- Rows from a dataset
◇ ◇ ◇ ◇ ◇

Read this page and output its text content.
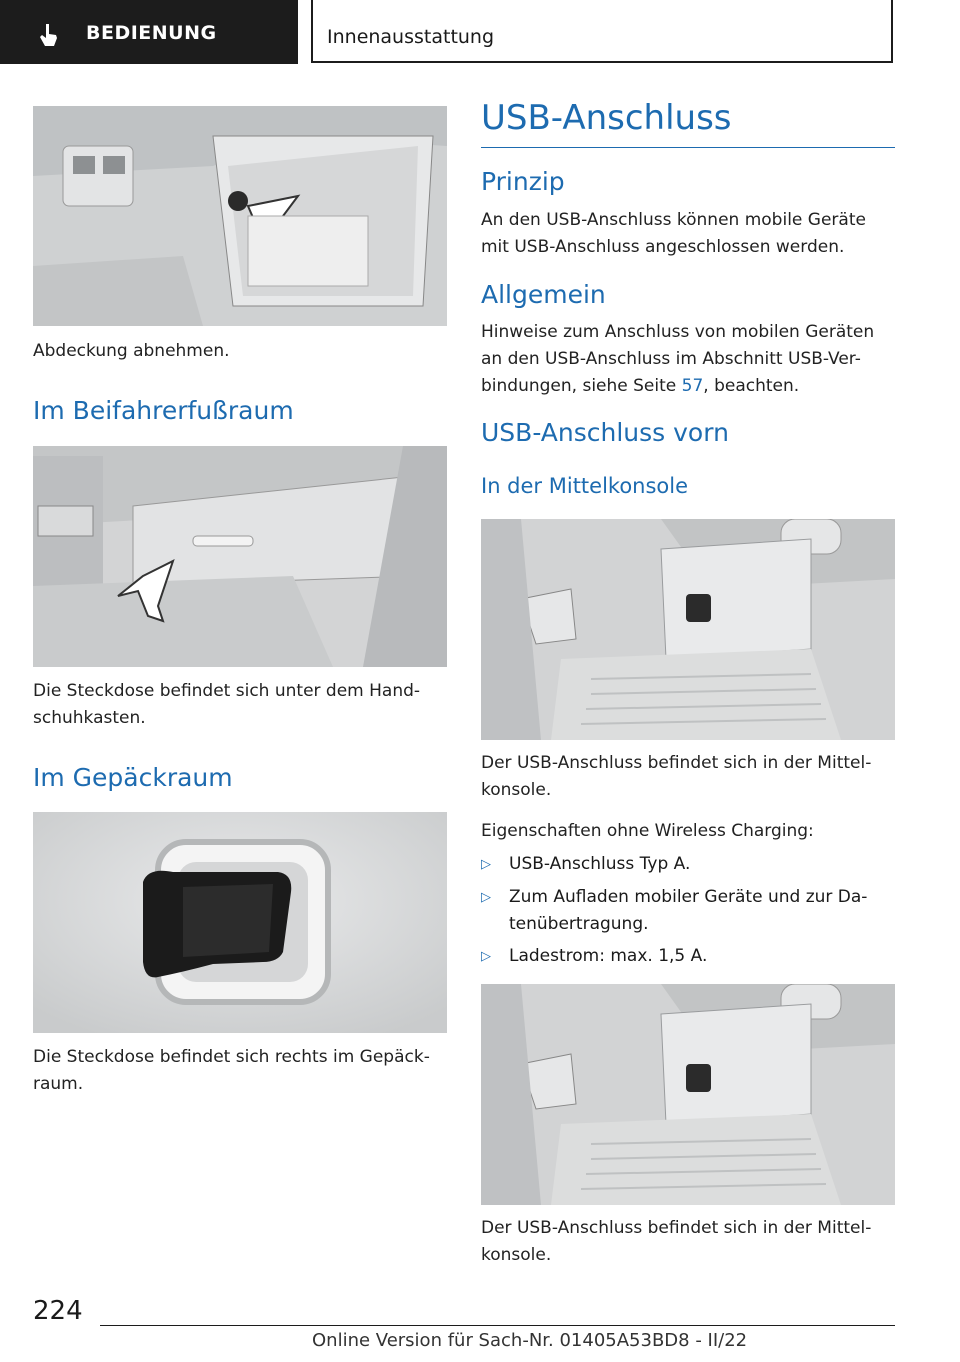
BEDIENUNG	Innenausstattung
Abdeckung abnehmen.
Im Beifahrerfußraum
Die Steckdose befindet sich unter dem Hand-
schuhkasten.
Im Gepäckraum
Die Steckdose befindet sich rechts im Gepäck-
raum.
USB-Anschluss
Prinzip
An den USB-Anschluss können mobile Geräte
mit USB-Anschluss angeschlossen werden.
Allgemein
Hinweise zum Anschluss von mobilen Geräten
an den USB-Anschluss im Abschnitt USB-Ver-
bindungen, siehe Seite 57, beachten.
USB-Anschluss vorn
In der Mittelkonsole
Der USB-Anschluss befindet sich in der Mittel-
konsole.
Eigenschaften ohne Wireless Charging:
▷ USB-Anschluss Typ A.
▷ Zum Aufladen mobiler Geräte und zur Da-
tenübertragung.
▷ Ladestrom: max. 1,5 A.
Der USB-Anschluss befindet sich in der Mittel-
konsole.
224
Online Version für Sach-Nr. 01405A53BD8 - II/22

◇ ◇ ◇ ◇ ◇

Make an exact copy of all the material, but keep the pictures out of it.

Read this page and output its text content.
BEDIENUNG	Innenausstattung
Abdeckung abnehmen.
Im Beifahrerfußraum
Die Steckdose befindet sich unter dem Hand-
schuhkasten.
Im Gepäckraum
Die Steckdose befindet sich rechts im Gepäck-
raum.
USB-Anschluss
Prinzip
An den USB-Anschluss können mobile Geräte
mit USB-Anschluss angeschlossen werden.
Allgemein
Hinweise zum Anschluss von mobilen Geräten
an den USB-Anschluss im Abschnitt USB-Ver-
bindungen, siehe Seite 57, beachten.
USB-Anschluss vorn
In der Mittelkonsole
Der USB-Anschluss befindet sich in der Mittel-
konsole.
Eigenschaften ohne Wireless Charging:
▷ USB-Anschluss Typ A.
▷ Zum Aufladen mobiler Geräte und zur Da-
tenübertragung.
▷ Ladestrom: max. 1,5 A.
Der USB-Anschluss befindet sich in der Mittel-
konsole.
224
Online Version für Sach-Nr. 01405A53BD8 - II/22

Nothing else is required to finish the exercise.